■ 页面正文
━━━━━━━━
但随着相关政府工作的不断开展,人们发现,阿富汗女性似乎并未像上述所承诺那样,可以享受正常工作、教育及生活的权利。
塔利班政府要求职业女性在最近的一段时间内必须待在自己家中;在校老师不允许教授异性学生,且男女生要分开上课;在着装方面,女人们不得不穿回沉重的袍子,只能露出两只眼睛,甚至罩袍的颜色都设置了严格规定。
重回罩袍下的黑暗,阳光照不进的面孔,牵动着许多人的心。
阿富汗女性究竟经历了什么?她们的权利为何要被扼杀?未来,她们将何去何从?
(一)从开放到禁忌 阿富汗女性之美凋零
根据2021年全球性别差距报告显示,阿富汗是目前全球156个国家及地区中,性别最不平等的国家。但在上个世纪50-90年代初,阿富汗女性也曾似浓烈、艳丽的花朵一般盛开绽放过。
在20世纪50年代,阿富汗王国第5任首相,“红色亲王”达乌德发起了阿富汗女性革命运动,为妇女平等参与社会生活开辟新道路。
1959年8月,阿富汗王室的众多女性成员,包括王后、公主以及达乌德的妻子,在出席一次阅兵仪式期间,首次脱去罩袍,若无其事地在公众面前露出容貌,一时间震惊全国。
在随后的时间里,许多勇敢的平民女性追随王室脚步,脱下了罩袍;同时,政府开始恢复女孩接受教育的权利,在医院、学校、政府部门、工厂和私营商业机构中,也出现了女性职员的身影。
进入70年代后,阿富汗时任政府继续推动女性在教育、就业方面的权益,直至90年代初,许多政府机构、医院、学校的女性职员占比都接近40%,女性地位得到进一步巩固。
对阿富汗女性来说,这是她们梦寐以求的时代。长期被囚禁在家的她们,在脱下面纱后,迸发出惊人的生命力,在当时的社会革命工作中发挥着巨大作用。
但随着1996年,塔利班组织占领喀布尔并确立政权后,阿富汗女性那充满生机活力与野性美的笑容就彻底消失在了厚重的面纱之下。
━━━━━━━━
■ 题目
在这篇关于阿富汗女性的页面正文中,政府开始恢复女孩受教育权利的同时,哪些场所出现了女性职员?请全部列出。 这些记录与上文的页面正文没有关联。

[页面分割数据]
━━━━━━━━
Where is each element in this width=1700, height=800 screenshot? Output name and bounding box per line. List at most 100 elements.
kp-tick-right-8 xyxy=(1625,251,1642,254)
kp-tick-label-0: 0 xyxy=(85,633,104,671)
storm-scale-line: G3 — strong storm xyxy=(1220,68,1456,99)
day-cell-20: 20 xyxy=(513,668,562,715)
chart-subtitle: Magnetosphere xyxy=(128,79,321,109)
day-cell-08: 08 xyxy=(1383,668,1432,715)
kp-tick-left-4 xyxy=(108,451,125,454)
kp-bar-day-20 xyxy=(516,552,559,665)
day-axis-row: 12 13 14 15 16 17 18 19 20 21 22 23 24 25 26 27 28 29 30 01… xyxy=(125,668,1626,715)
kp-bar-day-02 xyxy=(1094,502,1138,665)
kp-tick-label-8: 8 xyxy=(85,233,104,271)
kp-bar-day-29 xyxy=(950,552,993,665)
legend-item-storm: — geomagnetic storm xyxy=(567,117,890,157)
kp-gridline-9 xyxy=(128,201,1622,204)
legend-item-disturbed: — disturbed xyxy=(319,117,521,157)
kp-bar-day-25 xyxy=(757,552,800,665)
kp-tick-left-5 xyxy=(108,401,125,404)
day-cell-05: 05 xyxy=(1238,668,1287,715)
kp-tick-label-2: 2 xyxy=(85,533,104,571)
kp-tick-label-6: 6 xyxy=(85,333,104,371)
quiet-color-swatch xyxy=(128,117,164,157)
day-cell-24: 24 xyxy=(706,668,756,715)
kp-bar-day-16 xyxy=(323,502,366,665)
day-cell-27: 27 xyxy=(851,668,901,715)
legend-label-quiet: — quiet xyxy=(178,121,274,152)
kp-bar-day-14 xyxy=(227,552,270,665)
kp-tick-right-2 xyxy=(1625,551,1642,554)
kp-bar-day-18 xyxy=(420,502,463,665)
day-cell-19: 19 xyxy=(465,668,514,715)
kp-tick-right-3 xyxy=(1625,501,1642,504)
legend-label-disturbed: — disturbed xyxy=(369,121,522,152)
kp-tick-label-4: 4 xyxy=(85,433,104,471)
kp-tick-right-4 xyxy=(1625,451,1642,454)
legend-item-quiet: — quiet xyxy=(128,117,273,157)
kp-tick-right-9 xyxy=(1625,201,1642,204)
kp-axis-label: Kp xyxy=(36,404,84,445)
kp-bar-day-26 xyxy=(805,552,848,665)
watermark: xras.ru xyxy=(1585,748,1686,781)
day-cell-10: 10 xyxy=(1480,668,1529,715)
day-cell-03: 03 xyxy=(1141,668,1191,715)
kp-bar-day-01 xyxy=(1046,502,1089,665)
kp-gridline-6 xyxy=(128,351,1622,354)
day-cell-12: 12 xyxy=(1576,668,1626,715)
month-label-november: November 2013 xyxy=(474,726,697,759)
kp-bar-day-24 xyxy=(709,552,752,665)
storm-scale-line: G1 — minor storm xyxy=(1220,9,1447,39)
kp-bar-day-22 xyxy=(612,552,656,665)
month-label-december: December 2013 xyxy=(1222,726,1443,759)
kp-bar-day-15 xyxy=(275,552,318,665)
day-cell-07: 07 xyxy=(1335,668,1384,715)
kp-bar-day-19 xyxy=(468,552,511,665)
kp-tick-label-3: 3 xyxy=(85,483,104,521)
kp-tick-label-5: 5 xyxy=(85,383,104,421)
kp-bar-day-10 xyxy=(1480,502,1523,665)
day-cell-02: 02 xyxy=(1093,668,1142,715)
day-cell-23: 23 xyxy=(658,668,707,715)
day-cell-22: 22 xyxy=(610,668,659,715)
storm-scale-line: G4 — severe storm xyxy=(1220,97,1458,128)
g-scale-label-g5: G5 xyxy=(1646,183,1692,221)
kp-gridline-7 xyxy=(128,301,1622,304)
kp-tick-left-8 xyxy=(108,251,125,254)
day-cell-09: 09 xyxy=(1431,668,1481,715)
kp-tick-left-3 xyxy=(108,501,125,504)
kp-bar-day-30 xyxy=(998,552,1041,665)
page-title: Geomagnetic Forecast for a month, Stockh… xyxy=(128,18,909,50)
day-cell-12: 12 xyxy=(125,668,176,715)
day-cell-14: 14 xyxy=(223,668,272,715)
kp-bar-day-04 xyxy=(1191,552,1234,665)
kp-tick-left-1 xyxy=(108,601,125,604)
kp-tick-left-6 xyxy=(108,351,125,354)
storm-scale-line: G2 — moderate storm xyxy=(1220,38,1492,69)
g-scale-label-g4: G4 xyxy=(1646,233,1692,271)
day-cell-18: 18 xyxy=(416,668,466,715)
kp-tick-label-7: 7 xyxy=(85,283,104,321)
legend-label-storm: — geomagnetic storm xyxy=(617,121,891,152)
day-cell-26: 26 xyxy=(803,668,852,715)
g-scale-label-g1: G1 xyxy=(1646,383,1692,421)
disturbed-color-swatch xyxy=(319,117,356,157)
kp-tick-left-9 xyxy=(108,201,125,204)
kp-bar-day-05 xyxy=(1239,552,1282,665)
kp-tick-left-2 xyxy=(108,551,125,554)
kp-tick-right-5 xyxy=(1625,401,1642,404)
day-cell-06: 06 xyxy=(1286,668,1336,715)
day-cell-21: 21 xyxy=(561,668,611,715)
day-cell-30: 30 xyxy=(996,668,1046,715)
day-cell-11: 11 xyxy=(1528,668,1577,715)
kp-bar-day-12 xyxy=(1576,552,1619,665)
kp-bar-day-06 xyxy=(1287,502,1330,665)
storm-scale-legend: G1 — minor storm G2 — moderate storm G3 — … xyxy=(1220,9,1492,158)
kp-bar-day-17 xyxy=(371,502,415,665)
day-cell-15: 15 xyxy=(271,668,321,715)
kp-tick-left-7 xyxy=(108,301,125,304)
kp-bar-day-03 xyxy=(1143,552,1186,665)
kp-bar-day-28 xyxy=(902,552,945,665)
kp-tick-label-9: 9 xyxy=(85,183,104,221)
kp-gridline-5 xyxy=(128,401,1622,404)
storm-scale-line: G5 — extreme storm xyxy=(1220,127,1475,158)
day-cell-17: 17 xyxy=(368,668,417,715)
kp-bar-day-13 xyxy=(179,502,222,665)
━━━━━━━━
■ 参考答案
医院、学校、政府部门、工厂、私营商业机构。